▼

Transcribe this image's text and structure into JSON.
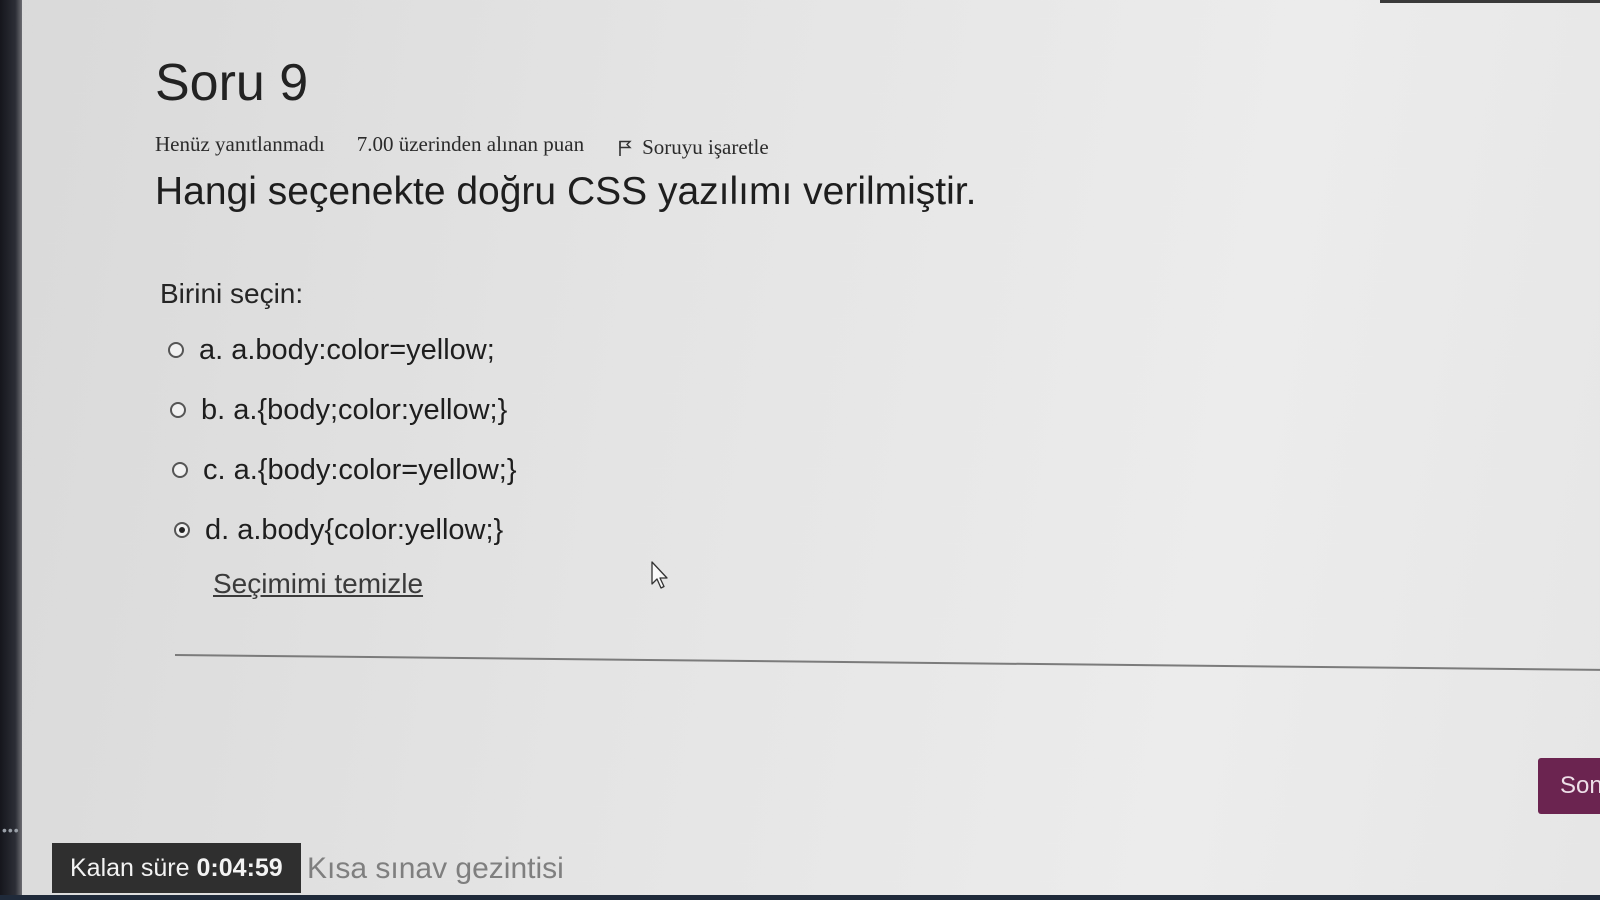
{
  "question": {
    "number": "Soru 9",
    "status": "Henüz yanıtlanmadı",
    "grade": "7.00 üzerinden alınan puan",
    "flag_label": "Soruyu işaretle",
    "flag_icon": "flag-icon",
    "text": "Hangi seçenekte doğru CSS yazılımı verilmiştir."
  },
  "prompt": "Birini seçin:",
  "answers": [
    {
      "label": "a. a.body:color=yellow;",
      "selected": false
    },
    {
      "label": "b. a.{body;color:yellow;}",
      "selected": false
    },
    {
      "label": "c. a.{body:color=yellow;}",
      "selected": false
    },
    {
      "label": "d. a.body{color:yellow;}",
      "selected": true
    }
  ],
  "clear_choice": "Seçimimi temizle",
  "next_button": "Son",
  "timer": {
    "label": "Kalan süre",
    "value": "0:04:59"
  },
  "quiz_navigation": "Kısa sınav gezintisi",
  "colors": {
    "accent": "#6b2450",
    "timer_bg": "#2f2f2f"
  }
}
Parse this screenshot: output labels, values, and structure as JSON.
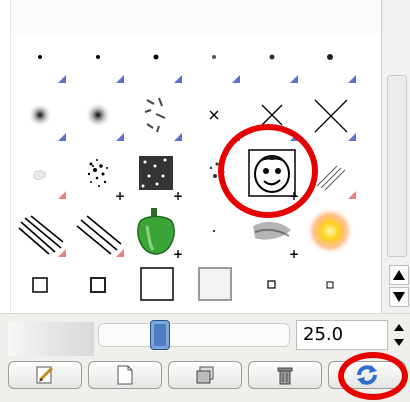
{
  "panel": {
    "title": "",
    "spacing_value": "25.0"
  },
  "brushes": {
    "rows": [
      [
        "small-dot",
        "small-dot",
        "small-dot",
        "small-dot",
        "small-dot",
        "small-dot"
      ],
      [
        "blur-dot",
        "blur-dot",
        "scatter",
        "x-small",
        "x-medium",
        "x-large"
      ],
      [
        "smudge",
        "spray-a",
        "spray-b",
        "spray-c",
        "face",
        "hatch"
      ],
      [
        "lines-a",
        "lines-b",
        "pepper",
        "dot",
        "brush-stroke",
        "sun"
      ],
      [
        "square-sm",
        "square-sm2",
        "square-lg",
        "square-fuzzy",
        "square-tiny",
        "square-tiny2"
      ]
    ]
  },
  "toolbar": {
    "buttons": [
      "edit-brush",
      "new-brush",
      "duplicate-brush",
      "delete-brush",
      "refresh-brushes"
    ]
  },
  "annotation": {
    "color": "#e60000"
  }
}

▲

**What is needed:**
Starting at the line that contains "Parse this screenshot: output", write out every line through the final line of the entries, word for word; skip any pictures.

**Exercise output:**
Parse this screenshot: output labels, values, and structure as JSON.
{
  "panel": {
    "title": "",
    "spacing_value": "25.0"
  },
  "brushes": {
    "rows": [
      [
        "small-dot",
        "small-dot",
        "small-dot",
        "small-dot",
        "small-dot",
        "small-dot"
      ],
      [
        "blur-dot",
        "blur-dot",
        "scatter",
        "x-small",
        "x-medium",
        "x-large"
      ],
      [
        "smudge",
        "spray-a",
        "spray-b",
        "spray-c",
        "face",
        "hatch"
      ],
      [
        "lines-a",
        "lines-b",
        "pepper",
        "dot",
        "brush-stroke",
        "sun"
      ],
      [
        "square-sm",
        "square-sm2",
        "square-lg",
        "square-fuzzy",
        "square-tiny",
        "square-tiny2"
      ]
    ]
  },
  "toolbar": {
    "buttons": [
      "edit-brush",
      "new-brush",
      "duplicate-brush",
      "delete-brush",
      "refresh-brushes"
    ]
  },
  "annotation": {
    "color": "#e60000"
  }
}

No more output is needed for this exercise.